# [Data supplied]
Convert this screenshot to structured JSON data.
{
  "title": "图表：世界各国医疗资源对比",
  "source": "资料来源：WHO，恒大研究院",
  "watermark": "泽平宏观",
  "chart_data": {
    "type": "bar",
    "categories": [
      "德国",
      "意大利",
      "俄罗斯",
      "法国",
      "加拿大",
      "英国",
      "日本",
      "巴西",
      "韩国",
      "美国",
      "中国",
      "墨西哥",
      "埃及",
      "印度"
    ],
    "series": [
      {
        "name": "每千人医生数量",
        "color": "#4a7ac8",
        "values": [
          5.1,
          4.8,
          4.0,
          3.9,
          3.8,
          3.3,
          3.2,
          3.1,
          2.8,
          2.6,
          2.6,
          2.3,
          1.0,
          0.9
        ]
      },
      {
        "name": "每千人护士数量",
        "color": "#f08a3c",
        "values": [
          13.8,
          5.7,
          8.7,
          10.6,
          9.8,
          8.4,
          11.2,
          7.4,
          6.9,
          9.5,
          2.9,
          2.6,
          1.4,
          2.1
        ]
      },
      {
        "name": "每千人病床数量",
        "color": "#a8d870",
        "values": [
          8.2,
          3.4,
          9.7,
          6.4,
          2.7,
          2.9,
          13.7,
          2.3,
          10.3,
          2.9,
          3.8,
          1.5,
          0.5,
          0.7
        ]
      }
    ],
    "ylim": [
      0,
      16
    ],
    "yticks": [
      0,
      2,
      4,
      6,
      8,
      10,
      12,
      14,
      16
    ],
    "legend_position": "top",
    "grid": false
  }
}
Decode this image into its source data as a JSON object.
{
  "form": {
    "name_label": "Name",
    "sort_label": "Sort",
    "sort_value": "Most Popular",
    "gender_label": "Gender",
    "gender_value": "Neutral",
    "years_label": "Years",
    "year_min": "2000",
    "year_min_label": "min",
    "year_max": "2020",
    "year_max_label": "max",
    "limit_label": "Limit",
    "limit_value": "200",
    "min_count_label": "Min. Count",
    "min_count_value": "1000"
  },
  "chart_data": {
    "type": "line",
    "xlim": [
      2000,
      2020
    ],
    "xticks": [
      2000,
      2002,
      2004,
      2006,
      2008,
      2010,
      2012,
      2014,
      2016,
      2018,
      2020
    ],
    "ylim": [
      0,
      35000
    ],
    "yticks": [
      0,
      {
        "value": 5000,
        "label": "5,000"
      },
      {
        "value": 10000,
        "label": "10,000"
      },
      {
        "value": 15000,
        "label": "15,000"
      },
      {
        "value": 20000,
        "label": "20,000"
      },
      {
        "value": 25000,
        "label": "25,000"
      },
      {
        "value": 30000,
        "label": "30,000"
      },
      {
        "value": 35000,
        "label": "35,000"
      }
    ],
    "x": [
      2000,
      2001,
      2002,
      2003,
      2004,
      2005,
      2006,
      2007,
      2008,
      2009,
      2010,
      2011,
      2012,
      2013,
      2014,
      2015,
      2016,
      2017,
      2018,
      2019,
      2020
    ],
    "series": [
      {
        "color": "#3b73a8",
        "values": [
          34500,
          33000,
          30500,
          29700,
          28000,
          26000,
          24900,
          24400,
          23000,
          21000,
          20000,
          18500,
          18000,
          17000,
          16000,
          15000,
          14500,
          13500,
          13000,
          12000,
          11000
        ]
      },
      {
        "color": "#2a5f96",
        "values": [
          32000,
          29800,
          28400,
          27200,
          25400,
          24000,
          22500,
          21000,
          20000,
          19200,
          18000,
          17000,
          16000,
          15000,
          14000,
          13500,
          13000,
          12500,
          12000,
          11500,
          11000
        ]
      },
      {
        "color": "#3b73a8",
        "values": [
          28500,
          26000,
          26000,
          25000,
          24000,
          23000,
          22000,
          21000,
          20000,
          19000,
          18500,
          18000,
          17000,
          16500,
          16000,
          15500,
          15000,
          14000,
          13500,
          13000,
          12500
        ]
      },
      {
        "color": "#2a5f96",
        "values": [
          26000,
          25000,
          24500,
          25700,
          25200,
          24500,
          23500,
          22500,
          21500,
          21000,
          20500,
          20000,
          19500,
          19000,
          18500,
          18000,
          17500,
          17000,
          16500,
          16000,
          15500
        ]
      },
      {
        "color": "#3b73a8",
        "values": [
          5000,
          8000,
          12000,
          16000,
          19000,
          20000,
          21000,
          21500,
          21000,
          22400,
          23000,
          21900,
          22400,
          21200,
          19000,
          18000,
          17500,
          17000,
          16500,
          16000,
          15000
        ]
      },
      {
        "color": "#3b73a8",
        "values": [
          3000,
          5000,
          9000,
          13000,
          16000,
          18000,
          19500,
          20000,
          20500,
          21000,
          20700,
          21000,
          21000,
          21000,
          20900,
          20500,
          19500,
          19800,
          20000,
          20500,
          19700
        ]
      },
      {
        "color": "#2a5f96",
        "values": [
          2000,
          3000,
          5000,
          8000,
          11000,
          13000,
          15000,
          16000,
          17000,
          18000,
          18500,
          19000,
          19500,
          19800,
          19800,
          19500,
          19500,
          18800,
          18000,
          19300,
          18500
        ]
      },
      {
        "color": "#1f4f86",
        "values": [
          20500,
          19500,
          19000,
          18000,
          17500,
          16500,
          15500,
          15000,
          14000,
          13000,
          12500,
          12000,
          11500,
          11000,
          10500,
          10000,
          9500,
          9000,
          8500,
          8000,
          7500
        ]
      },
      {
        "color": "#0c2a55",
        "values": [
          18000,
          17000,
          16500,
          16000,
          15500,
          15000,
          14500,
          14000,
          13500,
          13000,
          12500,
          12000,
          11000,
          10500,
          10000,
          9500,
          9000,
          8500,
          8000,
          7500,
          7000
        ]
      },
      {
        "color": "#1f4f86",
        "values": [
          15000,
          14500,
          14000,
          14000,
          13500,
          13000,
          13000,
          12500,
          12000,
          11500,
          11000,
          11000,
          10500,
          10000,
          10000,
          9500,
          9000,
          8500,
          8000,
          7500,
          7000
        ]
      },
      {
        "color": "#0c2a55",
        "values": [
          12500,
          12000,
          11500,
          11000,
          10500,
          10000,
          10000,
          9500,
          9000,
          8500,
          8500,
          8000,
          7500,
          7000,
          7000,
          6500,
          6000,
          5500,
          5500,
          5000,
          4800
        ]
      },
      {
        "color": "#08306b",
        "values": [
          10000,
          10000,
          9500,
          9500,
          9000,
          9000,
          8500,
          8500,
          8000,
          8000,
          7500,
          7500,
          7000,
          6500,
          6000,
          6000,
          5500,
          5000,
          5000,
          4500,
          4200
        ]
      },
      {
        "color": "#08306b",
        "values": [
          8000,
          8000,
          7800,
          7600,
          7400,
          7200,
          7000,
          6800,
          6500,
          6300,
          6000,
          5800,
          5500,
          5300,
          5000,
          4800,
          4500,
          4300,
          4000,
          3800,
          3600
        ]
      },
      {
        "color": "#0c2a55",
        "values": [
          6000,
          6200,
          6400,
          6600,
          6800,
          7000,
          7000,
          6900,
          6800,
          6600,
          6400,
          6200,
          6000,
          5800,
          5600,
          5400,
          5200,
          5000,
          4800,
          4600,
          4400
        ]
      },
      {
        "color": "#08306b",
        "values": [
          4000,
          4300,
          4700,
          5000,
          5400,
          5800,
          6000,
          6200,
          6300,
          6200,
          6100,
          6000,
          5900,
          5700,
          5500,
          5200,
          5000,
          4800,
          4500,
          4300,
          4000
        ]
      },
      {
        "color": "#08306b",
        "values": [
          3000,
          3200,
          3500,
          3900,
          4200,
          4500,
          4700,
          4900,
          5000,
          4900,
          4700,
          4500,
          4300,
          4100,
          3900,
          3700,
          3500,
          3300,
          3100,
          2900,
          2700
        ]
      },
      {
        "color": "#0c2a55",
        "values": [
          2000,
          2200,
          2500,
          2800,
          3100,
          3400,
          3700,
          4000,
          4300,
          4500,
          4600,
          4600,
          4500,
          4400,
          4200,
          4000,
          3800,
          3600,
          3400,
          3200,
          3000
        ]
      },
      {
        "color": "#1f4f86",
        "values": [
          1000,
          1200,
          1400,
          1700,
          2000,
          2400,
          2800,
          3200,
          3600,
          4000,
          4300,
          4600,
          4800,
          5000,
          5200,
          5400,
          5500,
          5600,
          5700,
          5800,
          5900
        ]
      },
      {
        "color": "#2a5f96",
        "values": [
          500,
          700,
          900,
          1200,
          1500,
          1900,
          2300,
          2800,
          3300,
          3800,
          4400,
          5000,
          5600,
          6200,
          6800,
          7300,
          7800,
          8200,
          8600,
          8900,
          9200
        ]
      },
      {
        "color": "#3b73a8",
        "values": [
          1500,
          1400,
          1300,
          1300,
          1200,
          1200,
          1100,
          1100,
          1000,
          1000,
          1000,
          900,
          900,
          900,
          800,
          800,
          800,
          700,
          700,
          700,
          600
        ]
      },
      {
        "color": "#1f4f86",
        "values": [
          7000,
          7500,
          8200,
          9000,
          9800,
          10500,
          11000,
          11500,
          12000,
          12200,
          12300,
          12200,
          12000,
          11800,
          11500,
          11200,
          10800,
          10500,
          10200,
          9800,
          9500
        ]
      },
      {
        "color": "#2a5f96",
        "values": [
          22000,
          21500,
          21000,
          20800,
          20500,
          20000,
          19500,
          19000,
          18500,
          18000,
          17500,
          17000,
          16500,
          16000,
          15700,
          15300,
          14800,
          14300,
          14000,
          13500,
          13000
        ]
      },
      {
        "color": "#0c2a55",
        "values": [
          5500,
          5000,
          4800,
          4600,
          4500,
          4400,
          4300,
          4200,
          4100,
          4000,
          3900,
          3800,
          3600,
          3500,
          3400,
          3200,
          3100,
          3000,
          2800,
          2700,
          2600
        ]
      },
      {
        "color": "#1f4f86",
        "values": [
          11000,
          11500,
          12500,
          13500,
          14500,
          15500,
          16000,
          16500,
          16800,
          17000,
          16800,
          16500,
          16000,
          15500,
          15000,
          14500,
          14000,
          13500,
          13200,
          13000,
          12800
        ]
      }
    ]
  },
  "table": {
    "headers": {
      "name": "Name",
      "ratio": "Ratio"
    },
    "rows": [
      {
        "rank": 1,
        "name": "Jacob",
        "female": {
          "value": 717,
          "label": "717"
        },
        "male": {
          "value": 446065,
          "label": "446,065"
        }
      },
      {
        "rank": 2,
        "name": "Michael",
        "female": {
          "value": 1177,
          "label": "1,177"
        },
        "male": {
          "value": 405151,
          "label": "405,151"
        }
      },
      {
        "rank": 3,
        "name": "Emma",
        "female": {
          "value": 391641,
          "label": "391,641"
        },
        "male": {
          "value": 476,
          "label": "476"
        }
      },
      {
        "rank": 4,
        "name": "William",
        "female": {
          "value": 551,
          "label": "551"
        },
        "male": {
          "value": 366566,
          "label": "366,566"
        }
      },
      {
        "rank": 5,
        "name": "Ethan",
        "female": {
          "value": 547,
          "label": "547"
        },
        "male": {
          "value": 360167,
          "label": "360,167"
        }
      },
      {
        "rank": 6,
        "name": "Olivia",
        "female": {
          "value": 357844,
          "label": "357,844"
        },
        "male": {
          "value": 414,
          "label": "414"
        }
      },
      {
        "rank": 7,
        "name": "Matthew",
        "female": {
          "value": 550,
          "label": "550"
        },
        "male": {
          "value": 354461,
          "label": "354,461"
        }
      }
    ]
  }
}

# [Task goal]
Pick each line holding the word "this" out of the data and copy it.

# [Complete response]
Convert this screenshot to structured JSON data.
Decode this image into its source data as a JSON object.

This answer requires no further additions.